Problem:
Below are some records; retype all of them exactly.

======== Materials provided

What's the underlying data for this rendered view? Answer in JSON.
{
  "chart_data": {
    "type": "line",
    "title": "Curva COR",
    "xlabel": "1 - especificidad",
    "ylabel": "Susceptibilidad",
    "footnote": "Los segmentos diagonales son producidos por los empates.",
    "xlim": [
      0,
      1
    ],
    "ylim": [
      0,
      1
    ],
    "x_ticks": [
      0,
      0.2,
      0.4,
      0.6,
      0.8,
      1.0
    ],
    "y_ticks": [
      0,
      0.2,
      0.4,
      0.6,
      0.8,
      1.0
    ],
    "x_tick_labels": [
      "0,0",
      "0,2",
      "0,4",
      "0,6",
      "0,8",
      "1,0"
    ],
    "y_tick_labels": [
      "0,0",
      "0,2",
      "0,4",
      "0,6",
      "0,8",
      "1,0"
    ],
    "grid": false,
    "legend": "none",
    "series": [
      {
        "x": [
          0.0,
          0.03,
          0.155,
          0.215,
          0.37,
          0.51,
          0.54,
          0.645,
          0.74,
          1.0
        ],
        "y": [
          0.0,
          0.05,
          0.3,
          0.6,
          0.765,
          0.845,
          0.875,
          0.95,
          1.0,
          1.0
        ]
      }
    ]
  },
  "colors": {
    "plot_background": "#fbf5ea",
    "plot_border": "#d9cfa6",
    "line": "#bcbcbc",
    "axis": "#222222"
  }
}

================

Completed task:
What's the underlying data for this rendered view? Answer in JSON.
{
  "chart_data": {
    "type": "line",
    "title": "Curva COR",
    "xlabel": "1 - especificidad",
    "ylabel": "Susceptibilidad",
    "footnote": "Los segmentos diagonales son producidos por los empates.",
    "xlim": [
      0,
      1
    ],
    "ylim": [
      0,
      1
    ],
    "x_ticks": [
      0,
      0.2,
      0.4,
      0.6,
      0.8,
      1.0
    ],
    "y_ticks": [
      0,
      0.2,
      0.4,
      0.6,
      0.8,
      1.0
    ],
    "x_tick_labels": [
      "0,0",
      "0,2",
      "0,4",
      "0,6",
      "0,8",
      "1,0"
    ],
    "y_tick_labels": [
      "0,0",
      "0,2",
      "0,4",
      "0,6",
      "0,8",
      "1,0"
    ],
    "grid": false,
    "legend": "none",
    "series": [
      {
        "x": [
          0.0,
          0.03,
          0.155,
          0.215,
          0.37,
          0.51,
          0.54,
          0.645,
          0.74,
          1.0
        ],
        "y": [
          0.0,
          0.05,
          0.3,
          0.6,
          0.765,
          0.845,
          0.875,
          0.95,
          1.0,
          1.0
        ]
      }
    ]
  },
  "colors": {
    "plot_background": "#fbf5ea",
    "plot_border": "#d9cfa6",
    "line": "#bcbcbc",
    "axis": "#222222"
  }
}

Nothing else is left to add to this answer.